▶ _Exercise goal_: List, from the lines below, each one with "sample" in it.

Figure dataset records
========

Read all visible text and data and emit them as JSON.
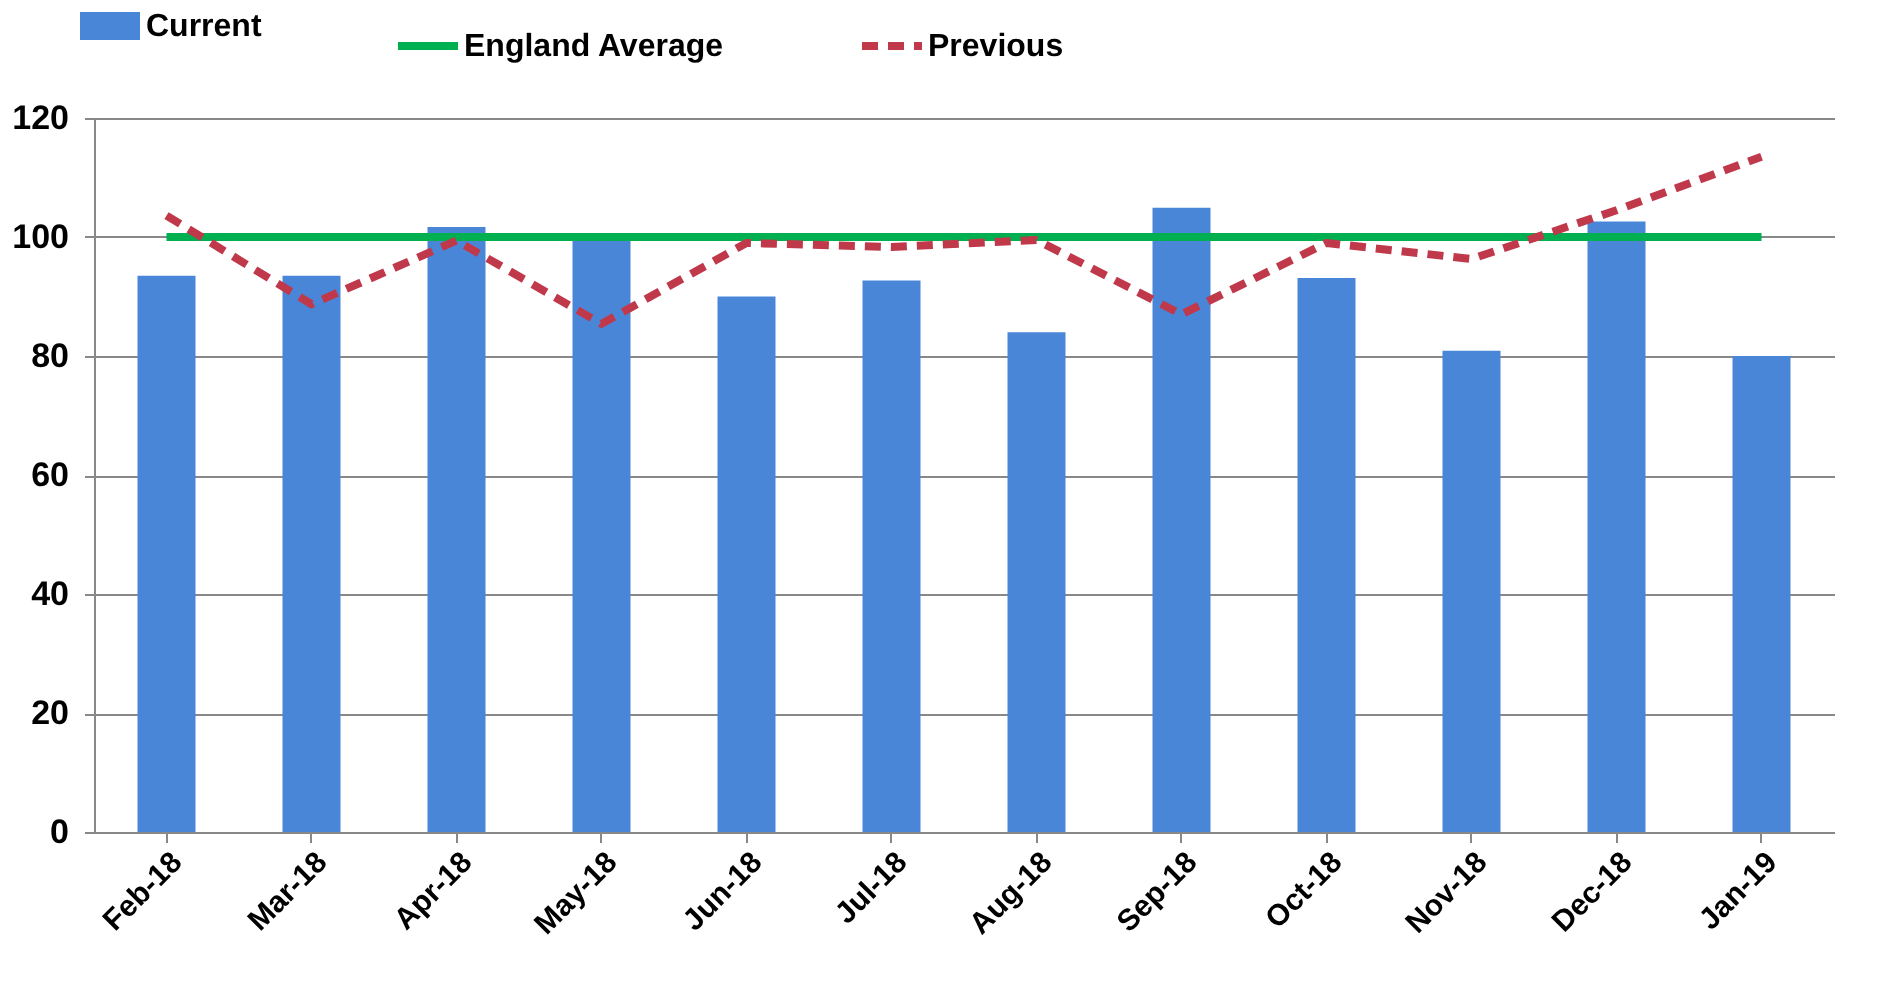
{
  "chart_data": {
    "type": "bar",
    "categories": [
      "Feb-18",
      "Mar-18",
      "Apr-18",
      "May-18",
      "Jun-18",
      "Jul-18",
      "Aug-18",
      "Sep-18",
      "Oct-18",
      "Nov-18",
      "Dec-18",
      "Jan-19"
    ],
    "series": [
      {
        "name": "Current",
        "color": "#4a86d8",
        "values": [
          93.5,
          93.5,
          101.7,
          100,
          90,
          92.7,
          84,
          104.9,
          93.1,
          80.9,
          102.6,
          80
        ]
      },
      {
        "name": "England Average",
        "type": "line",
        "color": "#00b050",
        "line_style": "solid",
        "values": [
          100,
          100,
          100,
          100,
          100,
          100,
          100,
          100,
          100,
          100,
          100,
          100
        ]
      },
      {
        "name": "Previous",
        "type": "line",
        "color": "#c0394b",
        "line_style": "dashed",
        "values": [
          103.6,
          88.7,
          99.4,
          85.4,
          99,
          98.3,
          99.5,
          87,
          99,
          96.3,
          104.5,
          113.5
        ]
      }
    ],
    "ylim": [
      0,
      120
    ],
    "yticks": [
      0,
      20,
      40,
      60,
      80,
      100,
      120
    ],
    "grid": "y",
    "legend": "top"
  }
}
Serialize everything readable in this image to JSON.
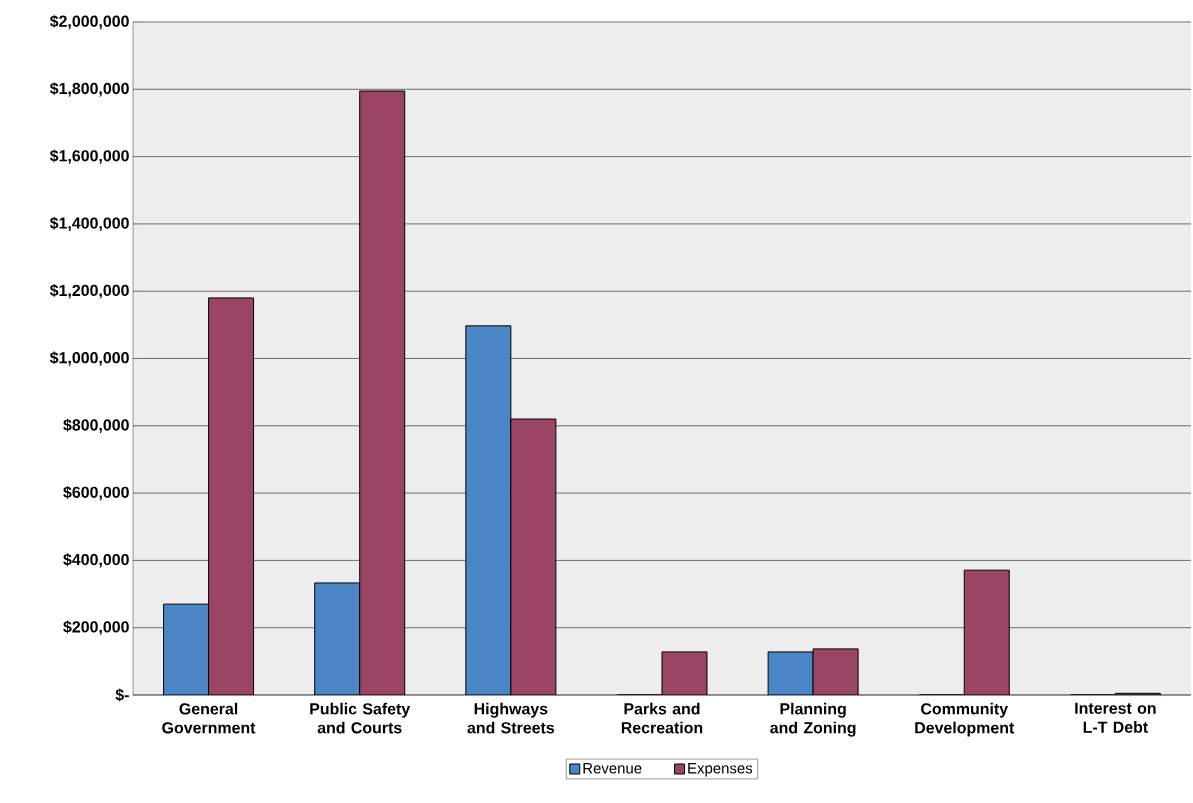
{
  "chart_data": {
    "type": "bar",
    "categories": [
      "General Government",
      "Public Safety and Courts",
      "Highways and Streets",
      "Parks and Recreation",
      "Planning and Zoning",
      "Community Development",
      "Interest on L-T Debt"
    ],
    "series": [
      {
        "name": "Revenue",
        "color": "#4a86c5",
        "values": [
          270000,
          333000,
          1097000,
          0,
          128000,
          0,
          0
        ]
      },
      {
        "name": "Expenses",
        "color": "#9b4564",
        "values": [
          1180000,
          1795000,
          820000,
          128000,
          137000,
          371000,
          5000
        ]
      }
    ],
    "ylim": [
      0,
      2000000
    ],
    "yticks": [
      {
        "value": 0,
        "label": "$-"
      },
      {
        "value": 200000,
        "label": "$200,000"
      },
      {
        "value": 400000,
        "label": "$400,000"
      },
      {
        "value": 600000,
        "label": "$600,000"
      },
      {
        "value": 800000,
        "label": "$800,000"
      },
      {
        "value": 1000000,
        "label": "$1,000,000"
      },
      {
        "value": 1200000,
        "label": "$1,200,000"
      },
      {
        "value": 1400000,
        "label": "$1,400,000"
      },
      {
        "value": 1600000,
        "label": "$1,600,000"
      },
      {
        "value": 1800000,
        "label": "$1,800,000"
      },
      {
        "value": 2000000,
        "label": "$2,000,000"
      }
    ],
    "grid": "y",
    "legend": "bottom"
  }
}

========

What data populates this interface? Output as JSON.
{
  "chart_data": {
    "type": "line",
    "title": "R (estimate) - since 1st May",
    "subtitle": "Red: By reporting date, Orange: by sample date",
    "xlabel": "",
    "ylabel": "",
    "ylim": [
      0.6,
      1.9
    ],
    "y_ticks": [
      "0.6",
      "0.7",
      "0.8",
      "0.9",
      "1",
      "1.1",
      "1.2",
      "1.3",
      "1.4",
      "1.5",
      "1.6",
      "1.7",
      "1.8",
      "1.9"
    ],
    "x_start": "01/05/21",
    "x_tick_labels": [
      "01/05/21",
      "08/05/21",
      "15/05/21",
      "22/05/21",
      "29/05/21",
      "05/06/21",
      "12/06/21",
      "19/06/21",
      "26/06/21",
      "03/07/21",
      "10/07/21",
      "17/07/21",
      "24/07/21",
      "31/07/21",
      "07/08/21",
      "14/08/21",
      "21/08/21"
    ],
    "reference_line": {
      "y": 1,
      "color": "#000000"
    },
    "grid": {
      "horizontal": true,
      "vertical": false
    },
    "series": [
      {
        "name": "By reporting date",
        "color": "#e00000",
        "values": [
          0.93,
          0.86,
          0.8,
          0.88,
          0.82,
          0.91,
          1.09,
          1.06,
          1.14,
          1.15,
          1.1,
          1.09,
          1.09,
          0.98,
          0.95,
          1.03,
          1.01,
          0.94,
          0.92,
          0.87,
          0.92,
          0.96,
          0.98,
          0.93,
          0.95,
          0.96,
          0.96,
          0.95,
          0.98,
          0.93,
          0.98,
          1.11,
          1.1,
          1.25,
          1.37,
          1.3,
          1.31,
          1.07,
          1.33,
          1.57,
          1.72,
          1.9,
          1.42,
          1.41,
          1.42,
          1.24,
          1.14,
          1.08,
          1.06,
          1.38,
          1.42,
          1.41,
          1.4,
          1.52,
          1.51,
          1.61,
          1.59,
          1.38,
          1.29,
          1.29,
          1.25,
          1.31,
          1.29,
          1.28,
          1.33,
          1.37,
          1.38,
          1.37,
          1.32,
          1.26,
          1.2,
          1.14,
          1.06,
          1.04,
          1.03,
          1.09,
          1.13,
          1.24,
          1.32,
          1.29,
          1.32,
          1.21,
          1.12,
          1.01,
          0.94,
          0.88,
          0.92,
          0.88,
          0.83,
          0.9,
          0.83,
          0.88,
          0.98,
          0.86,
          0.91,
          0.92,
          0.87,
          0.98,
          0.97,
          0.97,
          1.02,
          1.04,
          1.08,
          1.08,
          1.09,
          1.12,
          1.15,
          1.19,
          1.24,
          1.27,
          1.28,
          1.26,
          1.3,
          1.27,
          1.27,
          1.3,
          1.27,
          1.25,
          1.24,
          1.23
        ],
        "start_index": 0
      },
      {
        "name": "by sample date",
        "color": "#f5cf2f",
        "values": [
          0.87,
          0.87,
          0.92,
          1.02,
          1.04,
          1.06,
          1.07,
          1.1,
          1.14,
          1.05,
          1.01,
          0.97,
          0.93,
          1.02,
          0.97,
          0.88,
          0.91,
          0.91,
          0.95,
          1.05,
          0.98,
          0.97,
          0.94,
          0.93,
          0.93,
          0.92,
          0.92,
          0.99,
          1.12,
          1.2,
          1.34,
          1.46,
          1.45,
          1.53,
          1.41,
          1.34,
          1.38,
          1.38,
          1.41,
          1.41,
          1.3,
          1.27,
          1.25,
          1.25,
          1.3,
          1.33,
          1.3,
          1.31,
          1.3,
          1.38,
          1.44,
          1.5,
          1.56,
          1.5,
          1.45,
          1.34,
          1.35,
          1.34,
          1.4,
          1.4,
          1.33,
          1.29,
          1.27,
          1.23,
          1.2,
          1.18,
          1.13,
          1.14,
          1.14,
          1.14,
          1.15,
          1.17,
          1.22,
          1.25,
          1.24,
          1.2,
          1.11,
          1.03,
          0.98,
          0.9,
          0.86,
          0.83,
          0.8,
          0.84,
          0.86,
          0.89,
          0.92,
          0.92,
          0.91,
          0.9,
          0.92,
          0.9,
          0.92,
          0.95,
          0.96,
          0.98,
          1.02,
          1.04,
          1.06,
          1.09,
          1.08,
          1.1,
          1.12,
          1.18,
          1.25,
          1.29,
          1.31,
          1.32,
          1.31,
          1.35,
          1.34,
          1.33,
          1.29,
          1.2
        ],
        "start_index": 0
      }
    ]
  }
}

========

▶ _Solution for this problem_:
    "subtitle": "Red: By reporting date, Orange: by sample date",
        "name": "by sample date",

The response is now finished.